Nets blow out Wizards by 42 points in best win of season, 128-86

Whew, did Nets Nation ever need this one.

In what could best be described as a traumatic week for the franchise, the Nets—who entered Friday’s contest at just 2-6 on the season—blew the doors off the Washington Wizards in what was easily the best win of the season. The 42-point victory was also historic. It was Brooklyn’s third-largest margin of victory and matched the largest road margin in franchise history; conversely, it was the largest home defeat in Washington’s history.

“It was a collective team effort,” said Joe Harris. “We did a great job sharing the ball—32 assists is unbelievable—you always put yourself in a good position to win when you do that. And then defensively, we just kind of took it up another notch; communication was really good, guys were selling out for one another.”

Kevin Durant led the charge for the Nets with a near-triple-double. He finished with 28 points, a season-high 11 assists, and 9 rebounds. He was about as animated as he’s looked this season, cheering on his teammates throughout the 42-point blowout.

“Kevin was a hub for us tonight,” said coach Jacque Vaughn. “Really put them in a tough bind of double-teaming him, he was a willing passer and then he capitalized when he had the opportunities to.”

Brooklyn’s sophomores also showed up to play. Cam Thomas impressed in his first real appearance of the season, dropping 17 points and 6 assists in 30 minutes. David Duke Jr. was equally impressive, defending multiple positions and dropping 11 points in 13 minutes.

It’d be silly to leave out mention of Yuta Watanabe, who had 14 points on 6-of-8 shooting and filled it up defensively with a steal and two blocks as Brooklyn’s de-facto 5-man in a super solid small-ball unit.

“Just just shooting with confidence,” said Watanabe about his hot 58.3% start from deep. “And like, it’s easy when you have teammates like KD or Kai because they double-team them every time. So someone’s going to be wide open… So I’m just making the wide-open shots just like practice.”

Bradley Beal (20 points) and Kyle Kuzma (19 points) led the charge for the Wizards, who fell to 4-5 on the season.

Though this shouldn’t be surprising, the Nets had a significant advantage in almost every single major statistical category against Washington. Brooklyn shot 50% (14-of-28) from three compared to Washington’s mere 23.5% (8-of-34). Brooklyn also rarely coughed the rock up, finishing with just nine turnovers, whereas the Wizards had 14 giveaways on Friday. Brooklyn’s 32 assists dwarfed Washington’s 18, and the Nets even beasted Washington in points in the paint, winning 60-40 in this statistical category.

SOURCE EXCERPT

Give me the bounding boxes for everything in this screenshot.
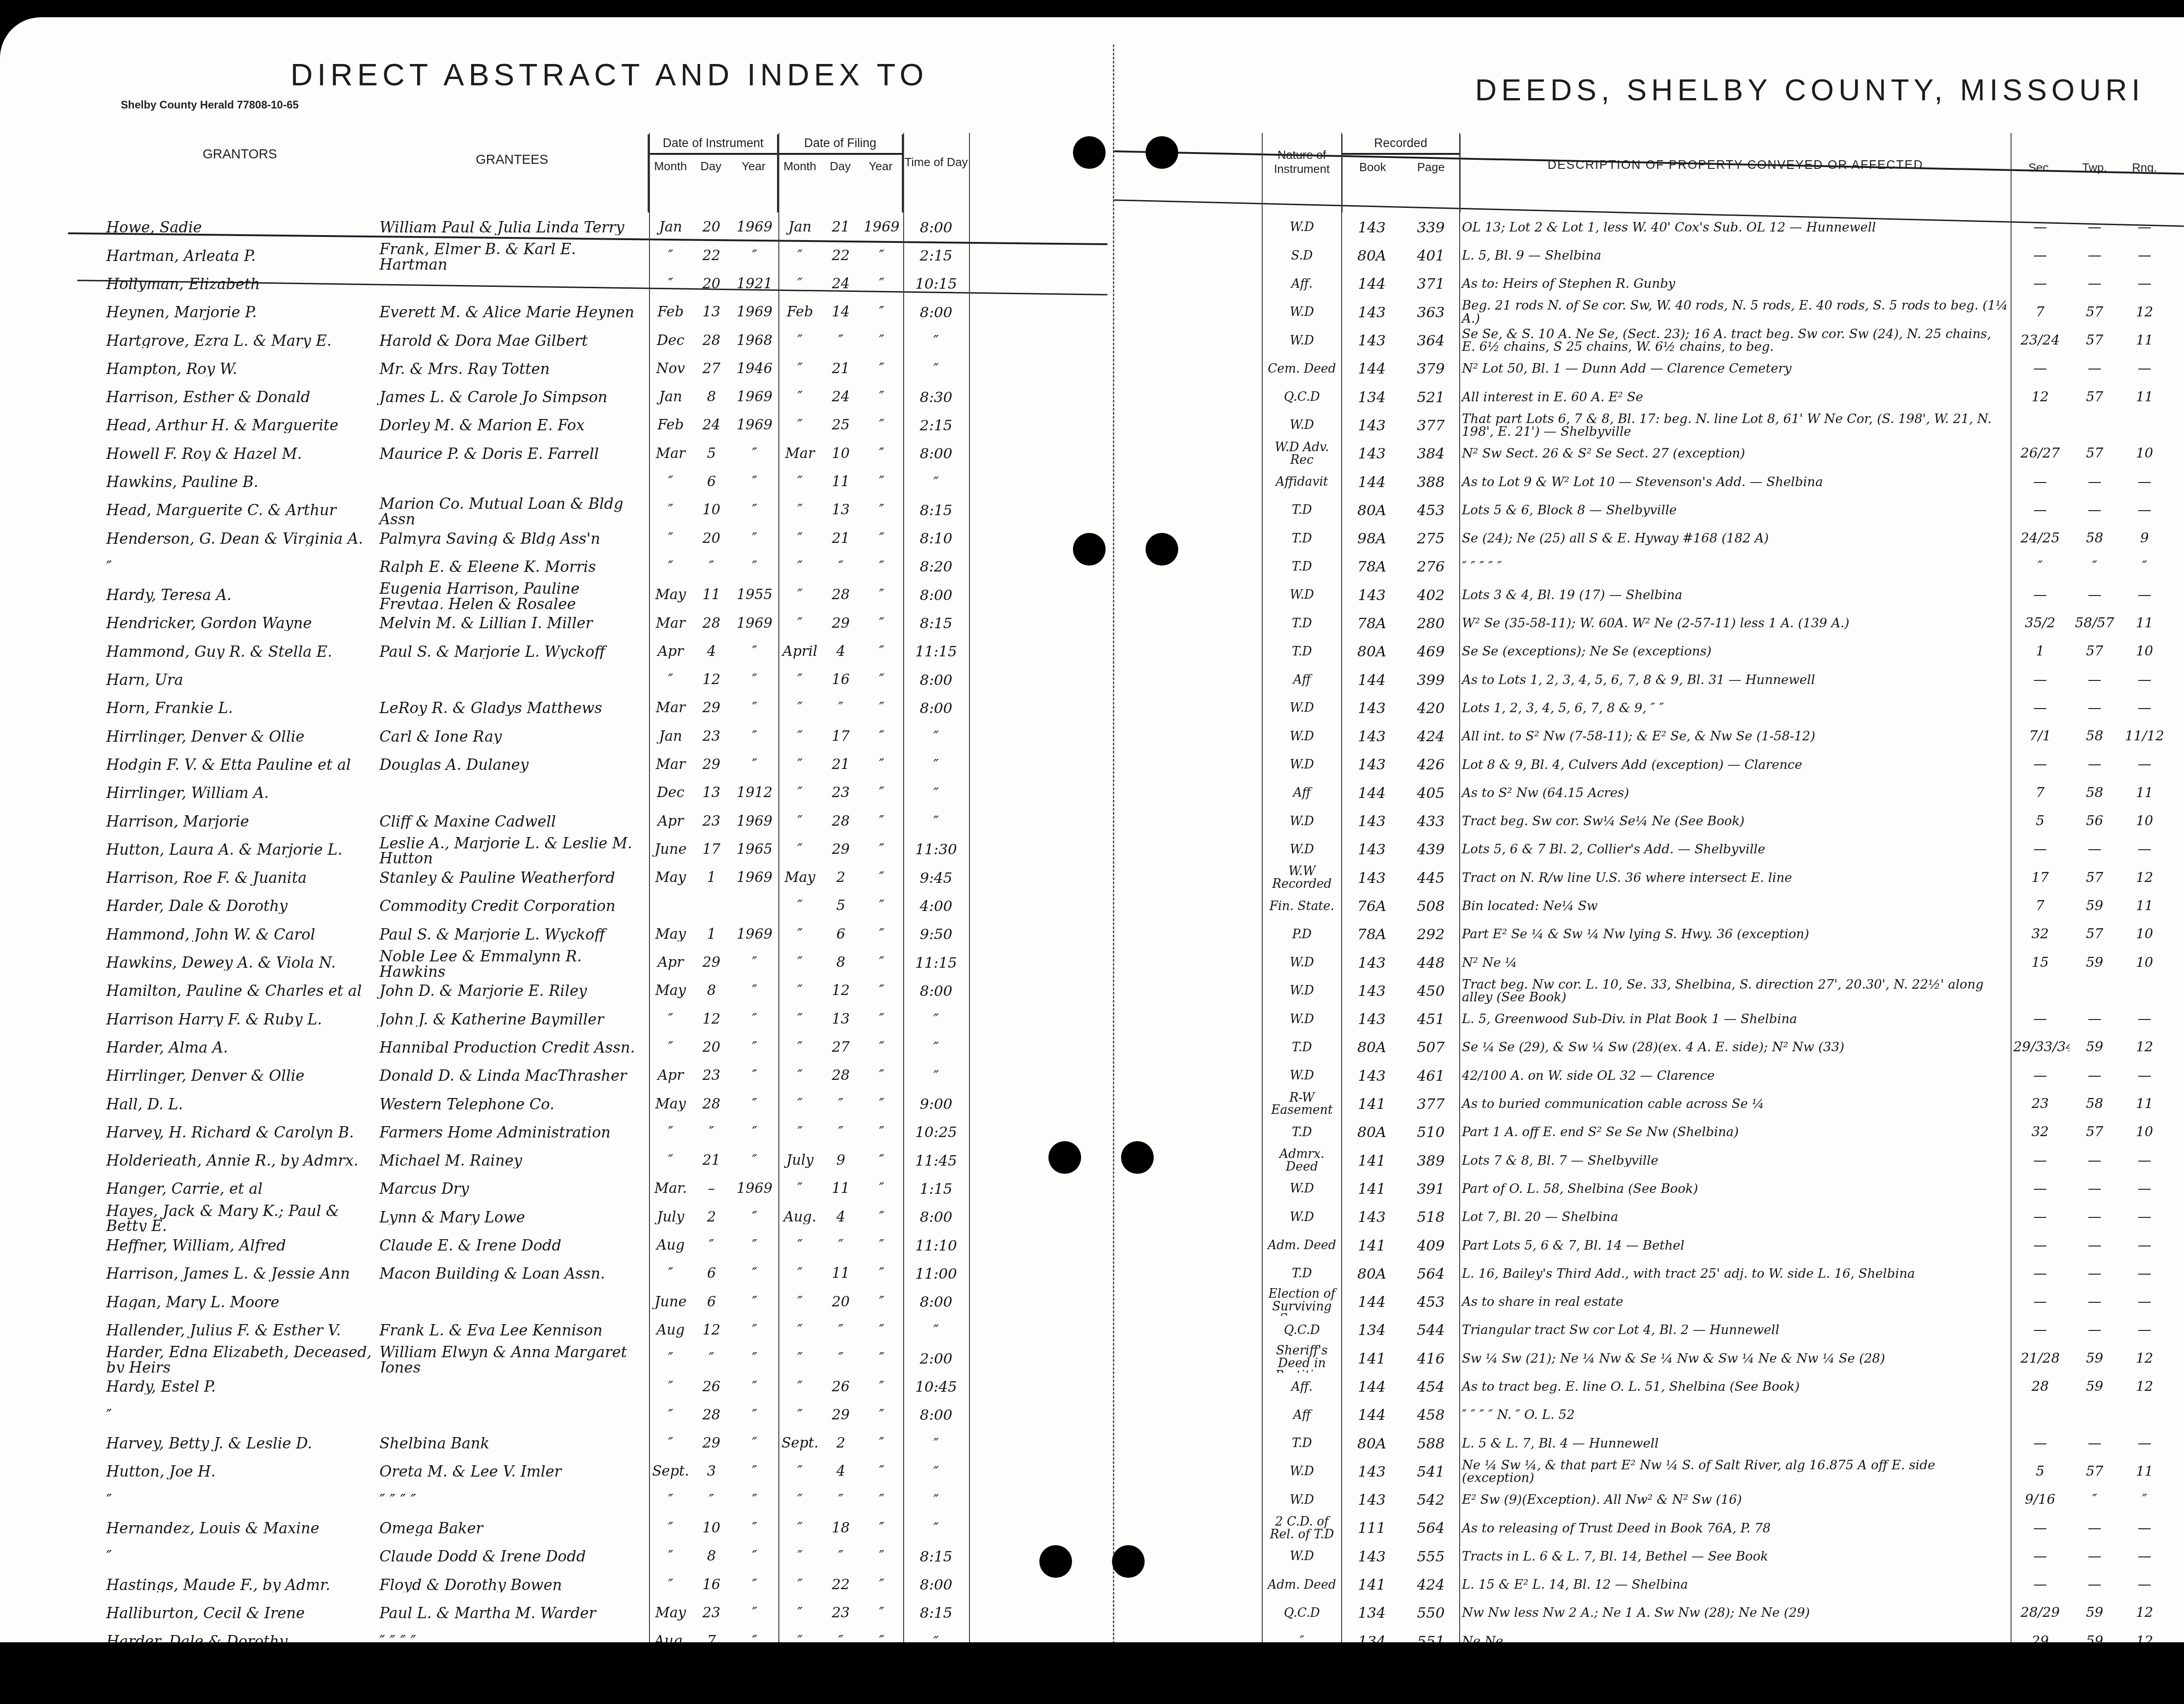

ACTIONS TO TAKE
1. Summarize the Nets–Wizards game recap in two sentences.
2. According to the Nets–Wizards game recap, how many points did Cam Thomas score?
3. Carry on the Nets–Wizards game recap from its final sentence.

IN RESPONSE
1. The Nets, who entered the game at 2-6, beat the Washington Wizards 128-86 for their best win of the season, a 42-point margin that matched the largest road margin in franchise history and was Washington's largest home defeat. Kevin Durant led Brooklyn with 28 points, a season-high 11 assists, and 9 rebounds, with strong support from Cam Thomas, David Duke Jr., and Yuta Watanabe, as the Nets outdid Washington in three-point shooting, turnovers, assists, and points in the paint.

2. Cam Thomas scored 17 points.

3.
The Wizards started off the game on an absolute tear. Washington nailed its first 6-of-8 shots and canned 3-of-4 three-pointers to force a timeout from the Nets at the 8-minute mark in the first. Royce O’Neale, meanwhile, began to carry the load for the Nets with 10 early points through six minutes of play.

Then, when Brooklyn put its bench brigade of Cam Thomas, Markieff Morris, and Patty Mills next to Durant and Joe Harris, the Nets went on a 15-0 run to end the first ahead 38-28.

The second quarter was all about the sophomores. Duke Jr. led things off for the Nets with 6 early points on multiple acrobatic layups in transition. Cam Thomas, meanwhile, loaded it up with seven quick points, nailing a 3-pointer while displaying his improved playmaking skills. Then Durant closed things out in the second with five points in the final 30 seconds, including a deep 28-foot three. All the while, Brooklyn went on an 11-0 run in the final 1:45 minutes of play to bring their lead up to 69-57 at the half.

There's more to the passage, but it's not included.